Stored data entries

* BEGIN *

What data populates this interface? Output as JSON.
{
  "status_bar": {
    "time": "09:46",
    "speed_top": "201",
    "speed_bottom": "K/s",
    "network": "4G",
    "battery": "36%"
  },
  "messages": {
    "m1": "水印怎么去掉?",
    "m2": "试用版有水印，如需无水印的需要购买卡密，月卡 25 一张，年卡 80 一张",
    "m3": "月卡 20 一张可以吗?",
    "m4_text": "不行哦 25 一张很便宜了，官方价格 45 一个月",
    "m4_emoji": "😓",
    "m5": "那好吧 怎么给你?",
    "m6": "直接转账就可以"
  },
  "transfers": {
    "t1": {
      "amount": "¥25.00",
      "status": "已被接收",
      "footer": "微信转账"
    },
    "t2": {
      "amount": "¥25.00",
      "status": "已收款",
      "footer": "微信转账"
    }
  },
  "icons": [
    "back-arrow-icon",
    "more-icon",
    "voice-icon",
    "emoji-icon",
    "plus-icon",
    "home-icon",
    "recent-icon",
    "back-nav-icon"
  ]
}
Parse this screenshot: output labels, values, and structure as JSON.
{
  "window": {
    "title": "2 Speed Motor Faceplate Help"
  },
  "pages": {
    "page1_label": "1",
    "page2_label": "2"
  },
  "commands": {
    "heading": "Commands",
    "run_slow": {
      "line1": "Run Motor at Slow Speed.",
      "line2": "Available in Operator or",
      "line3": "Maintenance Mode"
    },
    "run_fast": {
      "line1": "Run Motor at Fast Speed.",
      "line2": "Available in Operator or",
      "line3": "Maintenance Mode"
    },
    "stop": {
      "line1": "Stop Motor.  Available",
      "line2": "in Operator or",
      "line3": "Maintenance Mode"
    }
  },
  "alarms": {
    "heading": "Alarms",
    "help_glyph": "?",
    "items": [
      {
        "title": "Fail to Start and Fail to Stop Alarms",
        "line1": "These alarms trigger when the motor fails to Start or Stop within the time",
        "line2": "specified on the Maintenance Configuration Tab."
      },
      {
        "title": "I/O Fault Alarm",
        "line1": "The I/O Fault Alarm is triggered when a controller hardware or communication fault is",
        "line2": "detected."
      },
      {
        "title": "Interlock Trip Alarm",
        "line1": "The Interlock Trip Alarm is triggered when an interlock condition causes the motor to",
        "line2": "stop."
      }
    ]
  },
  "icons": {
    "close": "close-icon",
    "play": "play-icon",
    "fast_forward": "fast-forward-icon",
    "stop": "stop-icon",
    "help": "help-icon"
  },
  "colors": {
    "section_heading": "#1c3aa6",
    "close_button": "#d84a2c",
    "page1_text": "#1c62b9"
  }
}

* END *

■ EXERCISE INSTRUCTIONS: Reproduce the entire listing word for word.

■ SOLUTION TO THE EXERCISE:
What data populates this interface? Output as JSON.
{
  "status_bar": {
    "time": "09:46",
    "speed_top": "201",
    "speed_bottom": "K/s",
    "network": "4G",
    "battery": "36%"
  },
  "messages": {
    "m1": "水印怎么去掉?",
    "m2": "试用版有水印，如需无水印的需要购买卡密，月卡 25 一张，年卡 80 一张",
    "m3": "月卡 20 一张可以吗?",
    "m4_text": "不行哦 25 一张很便宜了，官方价格 45 一个月",
    "m4_emoji": "😓",
    "m5": "那好吧 怎么给你?",
    "m6": "直接转账就可以"
  },
  "transfers": {
    "t1": {
      "amount": "¥25.00",
      "status": "已被接收",
      "footer": "微信转账"
    },
    "t2": {
      "amount": "¥25.00",
      "status": "已收款",
      "footer": "微信转账"
    }
  },
  "icons": [
    "back-arrow-icon",
    "more-icon",
    "voice-icon",
    "emoji-icon",
    "plus-icon",
    "home-icon",
    "recent-icon",
    "back-nav-icon"
  ]
}
Parse this screenshot: output labels, values, and structure as JSON.
{
  "window": {
    "title": "2 Speed Motor Faceplate Help"
  },
  "pages": {
    "page1_label": "1",
    "page2_label": "2"
  },
  "commands": {
    "heading": "Commands",
    "run_slow": {
      "line1": "Run Motor at Slow Speed.",
      "line2": "Available in Operator or",
      "line3": "Maintenance Mode"
    },
    "run_fast": {
      "line1": "Run Motor at Fast Speed.",
      "line2": "Available in Operator or",
      "line3": "Maintenance Mode"
    },
    "stop": {
      "line1": "Stop Motor.  Available",
      "line2": "in Operator or",
      "line3": "Maintenance Mode"
    }
  },
  "alarms": {
    "heading": "Alarms",
    "help_glyph": "?",
    "items": [
      {
        "title": "Fail to Start and Fail to Stop Alarms",
        "line1": "These alarms trigger when the motor fails to Start or Stop within the time",
        "line2": "specified on the Maintenance Configuration Tab."
      },
      {
        "title": "I/O Fault Alarm",
        "line1": "The I/O Fault Alarm is triggered when a controller hardware or communication fault is",
        "line2": "detected."
      },
      {
        "title": "Interlock Trip Alarm",
        "line1": "The Interlock Trip Alarm is triggered when an interlock condition causes the motor to",
        "line2": "stop."
      }
    ]
  },
  "icons": {
    "close": "close-icon",
    "play": "play-icon",
    "fast_forward": "fast-forward-icon",
    "stop": "stop-icon",
    "help": "help-icon"
  },
  "colors": {
    "section_heading": "#1c3aa6",
    "close_button": "#d84a2c",
    "page1_text": "#1c62b9"
  }
}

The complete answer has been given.